- Directive -
Output the data exactly, with every line intact.

- Task material -
☆ ☆ ☆ ☆ ☆ ☆ ☆
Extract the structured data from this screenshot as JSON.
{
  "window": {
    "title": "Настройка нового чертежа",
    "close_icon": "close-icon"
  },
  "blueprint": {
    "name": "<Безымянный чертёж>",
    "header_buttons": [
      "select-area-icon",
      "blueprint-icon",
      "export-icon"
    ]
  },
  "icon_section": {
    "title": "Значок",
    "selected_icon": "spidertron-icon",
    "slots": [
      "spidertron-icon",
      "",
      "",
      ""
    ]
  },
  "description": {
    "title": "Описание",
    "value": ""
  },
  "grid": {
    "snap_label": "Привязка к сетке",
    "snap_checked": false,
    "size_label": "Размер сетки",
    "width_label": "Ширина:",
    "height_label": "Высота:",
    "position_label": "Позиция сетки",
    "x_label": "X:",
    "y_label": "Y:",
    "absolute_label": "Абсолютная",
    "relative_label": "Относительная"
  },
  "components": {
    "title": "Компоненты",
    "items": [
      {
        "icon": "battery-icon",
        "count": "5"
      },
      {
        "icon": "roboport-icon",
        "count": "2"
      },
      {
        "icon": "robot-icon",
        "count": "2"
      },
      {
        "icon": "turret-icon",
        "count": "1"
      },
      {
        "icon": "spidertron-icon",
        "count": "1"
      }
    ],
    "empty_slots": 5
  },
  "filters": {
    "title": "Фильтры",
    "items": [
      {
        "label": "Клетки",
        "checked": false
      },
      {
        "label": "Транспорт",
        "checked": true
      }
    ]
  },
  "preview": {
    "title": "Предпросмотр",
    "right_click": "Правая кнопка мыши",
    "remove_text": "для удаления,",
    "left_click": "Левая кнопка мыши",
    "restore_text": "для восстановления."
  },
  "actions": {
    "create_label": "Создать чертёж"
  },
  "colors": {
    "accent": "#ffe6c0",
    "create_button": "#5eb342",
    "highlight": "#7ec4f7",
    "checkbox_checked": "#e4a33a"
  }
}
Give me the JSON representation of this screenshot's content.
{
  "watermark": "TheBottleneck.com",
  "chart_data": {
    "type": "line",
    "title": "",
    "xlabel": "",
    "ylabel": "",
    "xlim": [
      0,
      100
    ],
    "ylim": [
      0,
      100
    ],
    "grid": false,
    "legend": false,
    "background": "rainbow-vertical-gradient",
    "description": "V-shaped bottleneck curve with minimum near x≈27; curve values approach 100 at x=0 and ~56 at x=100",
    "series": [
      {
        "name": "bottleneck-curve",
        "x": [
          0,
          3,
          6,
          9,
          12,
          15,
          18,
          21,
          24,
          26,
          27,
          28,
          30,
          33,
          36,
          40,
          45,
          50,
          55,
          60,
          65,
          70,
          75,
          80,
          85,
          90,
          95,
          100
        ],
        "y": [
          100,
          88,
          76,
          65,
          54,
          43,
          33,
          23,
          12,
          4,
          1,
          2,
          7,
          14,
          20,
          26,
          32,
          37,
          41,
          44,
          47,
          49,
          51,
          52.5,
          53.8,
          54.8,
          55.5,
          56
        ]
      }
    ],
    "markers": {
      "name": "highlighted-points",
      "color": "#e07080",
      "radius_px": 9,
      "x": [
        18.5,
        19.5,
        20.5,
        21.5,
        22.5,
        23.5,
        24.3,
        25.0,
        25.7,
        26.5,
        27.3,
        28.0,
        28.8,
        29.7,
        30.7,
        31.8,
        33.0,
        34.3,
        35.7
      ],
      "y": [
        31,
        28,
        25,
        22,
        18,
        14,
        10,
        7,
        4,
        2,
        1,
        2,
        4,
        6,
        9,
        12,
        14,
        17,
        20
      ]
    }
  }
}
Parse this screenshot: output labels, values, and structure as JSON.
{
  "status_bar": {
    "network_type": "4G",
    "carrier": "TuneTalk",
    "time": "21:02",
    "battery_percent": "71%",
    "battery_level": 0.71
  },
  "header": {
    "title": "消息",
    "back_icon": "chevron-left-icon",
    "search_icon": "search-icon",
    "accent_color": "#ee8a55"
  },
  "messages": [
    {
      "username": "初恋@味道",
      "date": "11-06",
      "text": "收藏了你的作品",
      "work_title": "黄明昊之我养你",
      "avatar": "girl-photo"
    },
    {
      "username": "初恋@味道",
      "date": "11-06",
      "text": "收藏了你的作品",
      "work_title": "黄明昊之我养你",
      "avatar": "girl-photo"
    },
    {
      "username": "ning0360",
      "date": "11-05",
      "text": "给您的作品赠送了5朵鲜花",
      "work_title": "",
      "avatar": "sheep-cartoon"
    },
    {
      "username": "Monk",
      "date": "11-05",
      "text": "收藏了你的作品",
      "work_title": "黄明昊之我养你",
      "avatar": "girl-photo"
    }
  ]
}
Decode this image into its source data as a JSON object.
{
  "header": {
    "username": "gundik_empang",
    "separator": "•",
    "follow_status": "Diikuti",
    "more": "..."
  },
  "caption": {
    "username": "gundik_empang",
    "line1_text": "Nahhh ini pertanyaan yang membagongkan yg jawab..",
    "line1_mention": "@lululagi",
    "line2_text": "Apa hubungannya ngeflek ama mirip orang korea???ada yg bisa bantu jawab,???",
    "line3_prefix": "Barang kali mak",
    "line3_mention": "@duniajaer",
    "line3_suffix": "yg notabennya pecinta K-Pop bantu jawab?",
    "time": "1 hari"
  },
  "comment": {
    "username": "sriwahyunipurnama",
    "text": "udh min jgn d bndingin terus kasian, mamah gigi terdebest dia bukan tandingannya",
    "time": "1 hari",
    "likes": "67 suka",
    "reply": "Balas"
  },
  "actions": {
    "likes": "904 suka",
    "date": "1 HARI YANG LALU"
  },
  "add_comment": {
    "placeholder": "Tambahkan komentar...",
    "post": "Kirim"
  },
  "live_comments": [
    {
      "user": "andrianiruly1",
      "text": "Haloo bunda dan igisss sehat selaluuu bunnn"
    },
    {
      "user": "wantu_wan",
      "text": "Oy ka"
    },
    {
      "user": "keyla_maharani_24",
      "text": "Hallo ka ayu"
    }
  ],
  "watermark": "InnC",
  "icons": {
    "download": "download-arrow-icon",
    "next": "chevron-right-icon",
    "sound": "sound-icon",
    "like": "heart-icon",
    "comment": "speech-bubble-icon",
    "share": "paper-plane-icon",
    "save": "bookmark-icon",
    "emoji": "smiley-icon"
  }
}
☆ ☆ ☆ ☆ ☆ ☆ ☆
- Full response -
Extract the structured data from this screenshot as JSON.
{
  "window": {
    "title": "Настройка нового чертежа",
    "close_icon": "close-icon"
  },
  "blueprint": {
    "name": "<Безымянный чертёж>",
    "header_buttons": [
      "select-area-icon",
      "blueprint-icon",
      "export-icon"
    ]
  },
  "icon_section": {
    "title": "Значок",
    "selected_icon": "spidertron-icon",
    "slots": [
      "spidertron-icon",
      "",
      "",
      ""
    ]
  },
  "description": {
    "title": "Описание",
    "value": ""
  },
  "grid": {
    "snap_label": "Привязка к сетке",
    "snap_checked": false,
    "size_label": "Размер сетки",
    "width_label": "Ширина:",
    "height_label": "Высота:",
    "position_label": "Позиция сетки",
    "x_label": "X:",
    "y_label": "Y:",
    "absolute_label": "Абсолютная",
    "relative_label": "Относительная"
  },
  "components": {
    "title": "Компоненты",
    "items": [
      {
        "icon": "battery-icon",
        "count": "5"
      },
      {
        "icon": "roboport-icon",
        "count": "2"
      },
      {
        "icon": "robot-icon",
        "count": "2"
      },
      {
        "icon": "turret-icon",
        "count": "1"
      },
      {
        "icon": "spidertron-icon",
        "count": "1"
      }
    ],
    "empty_slots": 5
  },
  "filters": {
    "title": "Фильтры",
    "items": [
      {
        "label": "Клетки",
        "checked": false
      },
      {
        "label": "Транспорт",
        "checked": true
      }
    ]
  },
  "preview": {
    "title": "Предпросмотр",
    "right_click": "Правая кнопка мыши",
    "remove_text": "для удаления,",
    "left_click": "Левая кнопка мыши",
    "restore_text": "для восстановления."
  },
  "actions": {
    "create_label": "Создать чертёж"
  },
  "colors": {
    "accent": "#ffe6c0",
    "create_button": "#5eb342",
    "highlight": "#7ec4f7",
    "checkbox_checked": "#e4a33a"
  }
}
Give me the JSON representation of this screenshot's content.
{
  "watermark": "TheBottleneck.com",
  "chart_data": {
    "type": "line",
    "title": "",
    "xlabel": "",
    "ylabel": "",
    "xlim": [
      0,
      100
    ],
    "ylim": [
      0,
      100
    ],
    "grid": false,
    "legend": false,
    "background": "rainbow-vertical-gradient",
    "description": "V-shaped bottleneck curve with minimum near x≈27; curve values approach 100 at x=0 and ~56 at x=100",
    "series": [
      {
        "name": "bottleneck-curve",
        "x": [
          0,
          3,
          6,
          9,
          12,
          15,
          18,
          21,
          24,
          26,
          27,
          28,
          30,
          33,
          36,
          40,
          45,
          50,
          55,
          60,
          65,
          70,
          75,
          80,
          85,
          90,
          95,
          100
        ],
        "y": [
          100,
          88,
          76,
          65,
          54,
          43,
          33,
          23,
          12,
          4,
          1,
          2,
          7,
          14,
          20,
          26,
          32,
          37,
          41,
          44,
          47,
          49,
          51,
          52.5,
          53.8,
          54.8,
          55.5,
          56
        ]
      }
    ],
    "markers": {
      "name": "highlighted-points",
      "color": "#e07080",
      "radius_px": 9,
      "x": [
        18.5,
        19.5,
        20.5,
        21.5,
        22.5,
        23.5,
        24.3,
        25.0,
        25.7,
        26.5,
        27.3,
        28.0,
        28.8,
        29.7,
        30.7,
        31.8,
        33.0,
        34.3,
        35.7
      ],
      "y": [
        31,
        28,
        25,
        22,
        18,
        14,
        10,
        7,
        4,
        2,
        1,
        2,
        4,
        6,
        9,
        12,
        14,
        17,
        20
      ]
    }
  }
}
Parse this screenshot: output labels, values, and structure as JSON.
{
  "status_bar": {
    "network_type": "4G",
    "carrier": "TuneTalk",
    "time": "21:02",
    "battery_percent": "71%",
    "battery_level": 0.71
  },
  "header": {
    "title": "消息",
    "back_icon": "chevron-left-icon",
    "search_icon": "search-icon",
    "accent_color": "#ee8a55"
  },
  "messages": [
    {
      "username": "初恋@味道",
      "date": "11-06",
      "text": "收藏了你的作品",
      "work_title": "黄明昊之我养你",
      "avatar": "girl-photo"
    },
    {
      "username": "初恋@味道",
      "date": "11-06",
      "text": "收藏了你的作品",
      "work_title": "黄明昊之我养你",
      "avatar": "girl-photo"
    },
    {
      "username": "ning0360",
      "date": "11-05",
      "text": "给您的作品赠送了5朵鲜花",
      "work_title": "",
      "avatar": "sheep-cartoon"
    },
    {
      "username": "Monk",
      "date": "11-05",
      "text": "收藏了你的作品",
      "work_title": "黄明昊之我养你",
      "avatar": "girl-photo"
    }
  ]
}
Decode this image into its source data as a JSON object.
{
  "header": {
    "username": "gundik_empang",
    "separator": "•",
    "follow_status": "Diikuti",
    "more": "..."
  },
  "caption": {
    "username": "gundik_empang",
    "line1_text": "Nahhh ini pertanyaan yang membagongkan yg jawab..",
    "line1_mention": "@lululagi",
    "line2_text": "Apa hubungannya ngeflek ama mirip orang korea???ada yg bisa bantu jawab,???",
    "line3_prefix": "Barang kali mak",
    "line3_mention": "@duniajaer",
    "line3_suffix": "yg notabennya pecinta K-Pop bantu jawab?",
    "time": "1 hari"
  },
  "comment": {
    "username": "sriwahyunipurnama",
    "text": "udh min jgn d bndingin terus kasian, mamah gigi terdebest dia bukan tandingannya",
    "time": "1 hari",
    "likes": "67 suka",
    "reply": "Balas"
  },
  "actions": {
    "likes": "904 suka",
    "date": "1 HARI YANG LALU"
  },
  "add_comment": {
    "placeholder": "Tambahkan komentar...",
    "post": "Kirim"
  },
  "live_comments": [
    {
      "user": "andrianiruly1",
      "text": "Haloo bunda dan igisss sehat selaluuu bunnn"
    },
    {
      "user": "wantu_wan",
      "text": "Oy ka"
    },
    {
      "user": "keyla_maharani_24",
      "text": "Hallo ka ayu"
    }
  ],
  "watermark": "InnC",
  "icons": {
    "download": "download-arrow-icon",
    "next": "chevron-right-icon",
    "sound": "sound-icon",
    "like": "heart-icon",
    "comment": "speech-bubble-icon",
    "share": "paper-plane-icon",
    "save": "bookmark-icon",
    "emoji": "smiley-icon"
  }
}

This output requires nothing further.